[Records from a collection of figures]

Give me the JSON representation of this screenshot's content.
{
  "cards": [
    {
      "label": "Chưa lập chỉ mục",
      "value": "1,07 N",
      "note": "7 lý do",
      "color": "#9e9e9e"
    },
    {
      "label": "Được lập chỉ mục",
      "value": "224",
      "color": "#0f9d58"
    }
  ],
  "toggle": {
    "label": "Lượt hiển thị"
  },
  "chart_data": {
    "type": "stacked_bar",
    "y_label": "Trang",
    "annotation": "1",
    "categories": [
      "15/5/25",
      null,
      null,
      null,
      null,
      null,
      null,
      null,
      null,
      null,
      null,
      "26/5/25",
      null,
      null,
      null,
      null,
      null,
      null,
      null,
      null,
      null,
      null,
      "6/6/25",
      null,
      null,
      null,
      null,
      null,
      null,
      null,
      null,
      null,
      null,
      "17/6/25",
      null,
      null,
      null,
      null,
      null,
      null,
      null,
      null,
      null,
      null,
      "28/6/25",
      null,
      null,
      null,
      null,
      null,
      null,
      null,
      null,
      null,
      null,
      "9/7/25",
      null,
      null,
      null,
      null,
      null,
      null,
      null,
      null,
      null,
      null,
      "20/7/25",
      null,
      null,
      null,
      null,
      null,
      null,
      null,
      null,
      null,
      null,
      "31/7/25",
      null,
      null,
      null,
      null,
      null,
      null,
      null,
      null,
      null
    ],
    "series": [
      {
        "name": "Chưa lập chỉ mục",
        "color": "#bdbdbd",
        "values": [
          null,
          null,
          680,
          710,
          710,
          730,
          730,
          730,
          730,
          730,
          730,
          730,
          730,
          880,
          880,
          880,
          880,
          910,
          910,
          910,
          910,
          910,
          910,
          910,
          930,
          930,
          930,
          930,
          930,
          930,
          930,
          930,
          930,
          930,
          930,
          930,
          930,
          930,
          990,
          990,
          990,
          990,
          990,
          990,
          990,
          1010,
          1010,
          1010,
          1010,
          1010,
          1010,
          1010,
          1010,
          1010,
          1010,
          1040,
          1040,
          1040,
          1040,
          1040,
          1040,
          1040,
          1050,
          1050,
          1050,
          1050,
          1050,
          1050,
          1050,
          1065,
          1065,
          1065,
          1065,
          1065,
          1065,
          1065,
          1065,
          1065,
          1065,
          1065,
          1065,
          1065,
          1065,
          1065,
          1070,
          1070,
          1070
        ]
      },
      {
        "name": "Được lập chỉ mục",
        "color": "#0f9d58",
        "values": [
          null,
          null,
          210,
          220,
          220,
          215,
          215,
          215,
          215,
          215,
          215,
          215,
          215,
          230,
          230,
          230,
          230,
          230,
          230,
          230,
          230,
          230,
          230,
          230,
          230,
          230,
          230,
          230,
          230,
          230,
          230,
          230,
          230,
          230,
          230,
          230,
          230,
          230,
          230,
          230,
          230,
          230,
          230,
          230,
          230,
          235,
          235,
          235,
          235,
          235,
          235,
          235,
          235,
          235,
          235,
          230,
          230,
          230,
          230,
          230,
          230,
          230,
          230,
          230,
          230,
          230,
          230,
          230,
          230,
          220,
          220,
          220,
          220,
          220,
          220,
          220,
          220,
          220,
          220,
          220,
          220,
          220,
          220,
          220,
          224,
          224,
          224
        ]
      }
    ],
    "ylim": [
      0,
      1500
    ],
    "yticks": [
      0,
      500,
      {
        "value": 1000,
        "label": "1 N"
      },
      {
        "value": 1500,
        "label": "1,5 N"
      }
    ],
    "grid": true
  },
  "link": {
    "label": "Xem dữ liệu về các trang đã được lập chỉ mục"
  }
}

### What to do
Write out all the lines again, exactly as they are.

### Final result
Give me the JSON representation of this screenshot's content.
{
  "cards": [
    {
      "label": "Chưa lập chỉ mục",
      "value": "1,07 N",
      "note": "7 lý do",
      "color": "#9e9e9e"
    },
    {
      "label": "Được lập chỉ mục",
      "value": "224",
      "color": "#0f9d58"
    }
  ],
  "toggle": {
    "label": "Lượt hiển thị"
  },
  "chart_data": {
    "type": "stacked_bar",
    "y_label": "Trang",
    "annotation": "1",
    "categories": [
      "15/5/25",
      null,
      null,
      null,
      null,
      null,
      null,
      null,
      null,
      null,
      null,
      "26/5/25",
      null,
      null,
      null,
      null,
      null,
      null,
      null,
      null,
      null,
      null,
      "6/6/25",
      null,
      null,
      null,
      null,
      null,
      null,
      null,
      null,
      null,
      null,
      "17/6/25",
      null,
      null,
      null,
      null,
      null,
      null,
      null,
      null,
      null,
      null,
      "28/6/25",
      null,
      null,
      null,
      null,
      null,
      null,
      null,
      null,
      null,
      null,
      "9/7/25",
      null,
      null,
      null,
      null,
      null,
      null,
      null,
      null,
      null,
      null,
      "20/7/25",
      null,
      null,
      null,
      null,
      null,
      null,
      null,
      null,
      null,
      null,
      "31/7/25",
      null,
      null,
      null,
      null,
      null,
      null,
      null,
      null,
      null
    ],
    "series": [
      {
        "name": "Chưa lập chỉ mục",
        "color": "#bdbdbd",
        "values": [
          null,
          null,
          680,
          710,
          710,
          730,
          730,
          730,
          730,
          730,
          730,
          730,
          730,
          880,
          880,
          880,
          880,
          910,
          910,
          910,
          910,
          910,
          910,
          910,
          930,
          930,
          930,
          930,
          930,
          930,
          930,
          930,
          930,
          930,
          930,
          930,
          930,
          930,
          990,
          990,
          990,
          990,
          990,
          990,
          990,
          1010,
          1010,
          1010,
          1010,
          1010,
          1010,
          1010,
          1010,
          1010,
          1010,
          1040,
          1040,
          1040,
          1040,
          1040,
          1040,
          1040,
          1050,
          1050,
          1050,
          1050,
          1050,
          1050,
          1050,
          1065,
          1065,
          1065,
          1065,
          1065,
          1065,
          1065,
          1065,
          1065,
          1065,
          1065,
          1065,
          1065,
          1065,
          1065,
          1070,
          1070,
          1070
        ]
      },
      {
        "name": "Được lập chỉ mục",
        "color": "#0f9d58",
        "values": [
          null,
          null,
          210,
          220,
          220,
          215,
          215,
          215,
          215,
          215,
          215,
          215,
          215,
          230,
          230,
          230,
          230,
          230,
          230,
          230,
          230,
          230,
          230,
          230,
          230,
          230,
          230,
          230,
          230,
          230,
          230,
          230,
          230,
          230,
          230,
          230,
          230,
          230,
          230,
          230,
          230,
          230,
          230,
          230,
          230,
          235,
          235,
          235,
          235,
          235,
          235,
          235,
          235,
          235,
          235,
          230,
          230,
          230,
          230,
          230,
          230,
          230,
          230,
          230,
          230,
          230,
          230,
          230,
          230,
          220,
          220,
          220,
          220,
          220,
          220,
          220,
          220,
          220,
          220,
          220,
          220,
          220,
          220,
          220,
          224,
          224,
          224
        ]
      }
    ],
    "ylim": [
      0,
      1500
    ],
    "yticks": [
      0,
      500,
      {
        "value": 1000,
        "label": "1 N"
      },
      {
        "value": 1500,
        "label": "1,5 N"
      }
    ],
    "grid": true
  },
  "link": {
    "label": "Xem dữ liệu về các trang đã được lập chỉ mục"
  }
}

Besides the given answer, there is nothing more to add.